## Work to do:
From the listing below, pull out all lines with "xlabel" in them.

(Part of a data file)
== == ==
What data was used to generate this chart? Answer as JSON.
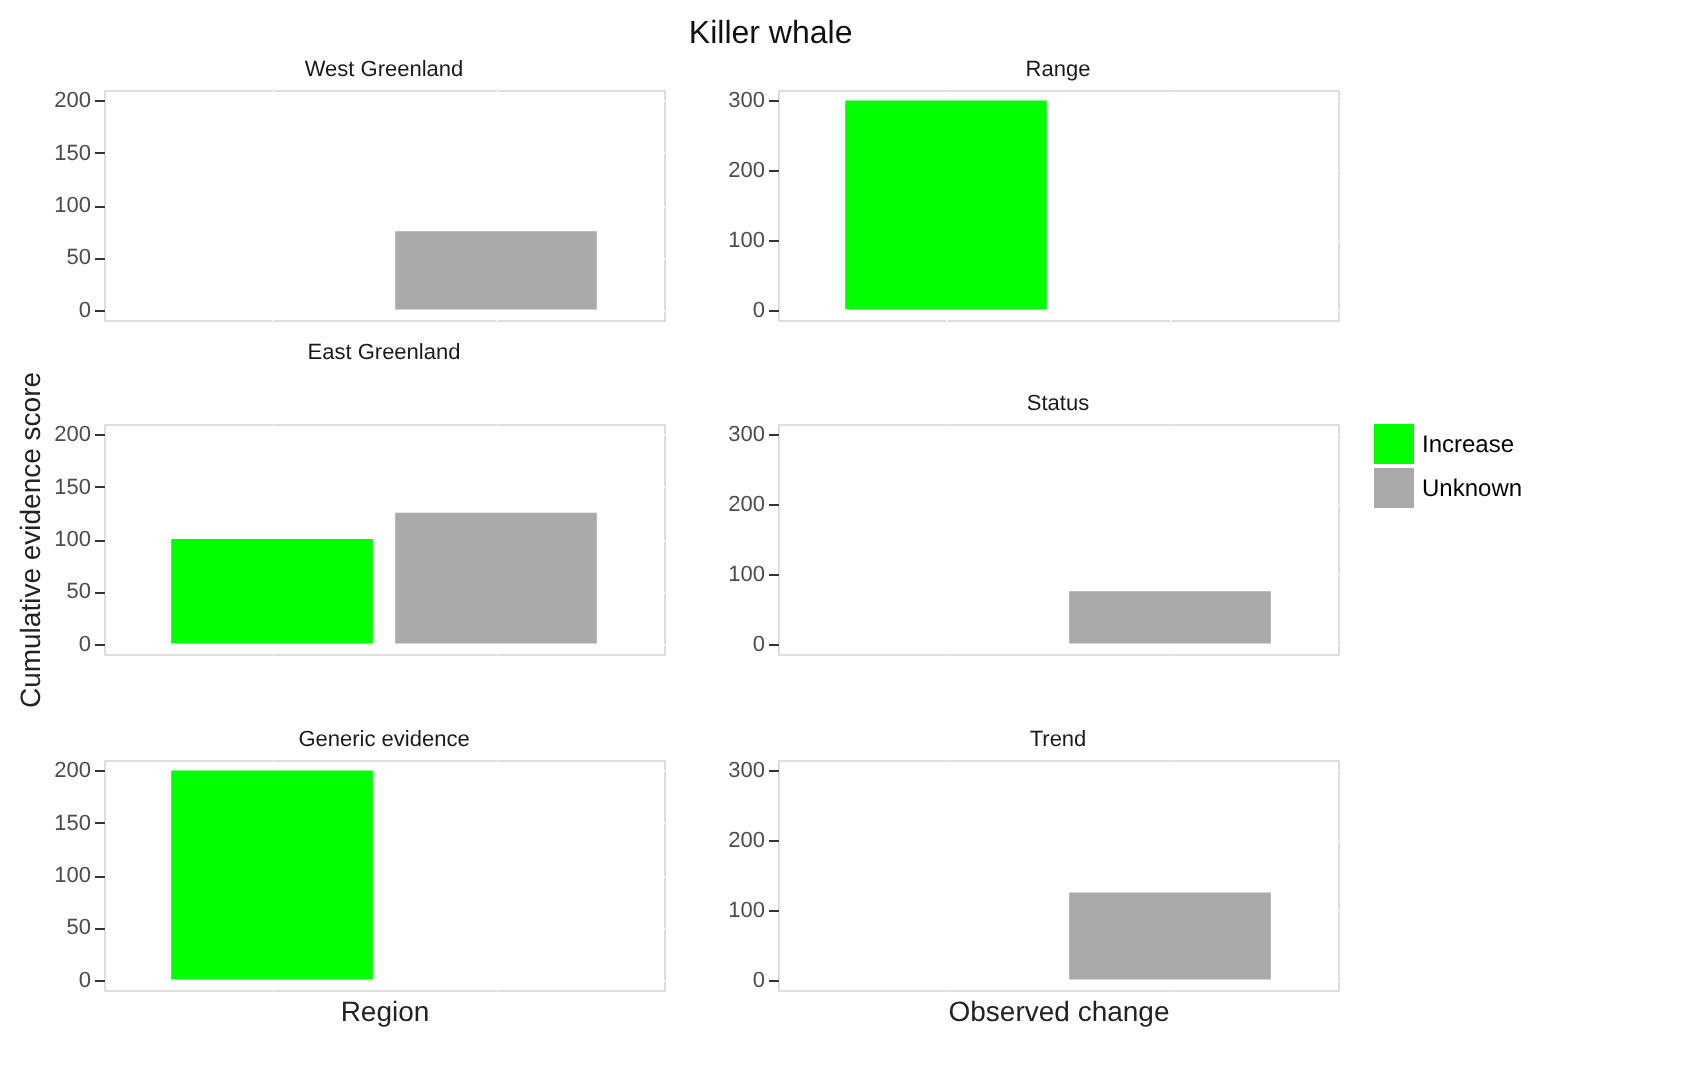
{
  "chart_data": [
    {
      "type": "bar",
      "title": "West Greenland",
      "annotations": [
        "Killer whale"
      ],
      "categories": [
        null,
        null
      ],
      "series": [
        {
          "color": "#00ff00",
          "values": [
            null,
            null
          ]
        },
        {
          "color": "#a9a9a9",
          "values": [
            null,
            75
          ]
        }
      ],
      "ylim": [
        -10,
        210
      ],
      "yticks": [
        0,
        50,
        100,
        150,
        200
      ],
      "grid": true,
      "tick_labels": "y"
    },
    {
      "type": "bar",
      "title": "Range",
      "categories": [
        null,
        null
      ],
      "series": [
        {
          "color": "#00ff00",
          "values": [
            300,
            null
          ]
        },
        {
          "color": "#a9a9a9",
          "values": [
            null,
            null
          ]
        }
      ],
      "ylim": [
        -15,
        315
      ],
      "yticks": [
        0,
        100,
        200,
        300
      ],
      "grid": true,
      "tick_labels": "y"
    },
    {
      "type": "bar",
      "title": "East Greenland",
      "ylabel": "Cumulative evidence score",
      "categories": [
        null,
        null
      ],
      "series": [
        {
          "color": "#00ff00",
          "values": [
            100,
            null
          ]
        },
        {
          "color": "#a9a9a9",
          "values": [
            null,
            125
          ]
        }
      ],
      "ylim": [
        -10,
        210
      ],
      "yticks": [
        0,
        50,
        100,
        150,
        200
      ],
      "grid": true,
      "tick_labels": "y"
    },
    {
      "type": "bar",
      "title": "Status",
      "categories": [
        null,
        null
      ],
      "series": [
        {
          "name": "Increase",
          "color": "#00ff00",
          "values": [
            null,
            null
          ]
        },
        {
          "name": "Unknown",
          "color": "#a9a9a9",
          "values": [
            null,
            75
          ]
        }
      ],
      "ylim": [
        -15,
        315
      ],
      "yticks": [
        0,
        100,
        200,
        300
      ],
      "grid": true,
      "legend": "right",
      "tick_labels": "y"
    },
    {
      "type": "bar",
      "title": "Generic evidence",
      "xlabel": "Region",
      "categories": [
        null,
        null
      ],
      "series": [
        {
          "color": "#00ff00",
          "values": [
            200,
            null
          ]
        },
        {
          "color": "#a9a9a9",
          "values": [
            null,
            null
          ]
        }
      ],
      "ylim": [
        -10,
        210
      ],
      "yticks": [
        0,
        50,
        100,
        150,
        200
      ],
      "grid": true,
      "tick_labels": "y"
    },
    {
      "type": "bar",
      "title": "Trend",
      "xlabel": "Observed change",
      "categories": [
        null,
        null
      ],
      "series": [
        {
          "color": "#00ff00",
          "values": [
            null,
            null
          ]
        },
        {
          "color": "#a9a9a9",
          "values": [
            null,
            125
          ]
        }
      ],
      "ylim": [
        -15,
        315
      ],
      "yticks": [
        0,
        100,
        200,
        300
      ],
      "grid": true,
      "tick_labels": "y"
    }
  ]
}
== == ==
## Complete response:
      "xlabel": "Region",
      "xlabel": "Observed change",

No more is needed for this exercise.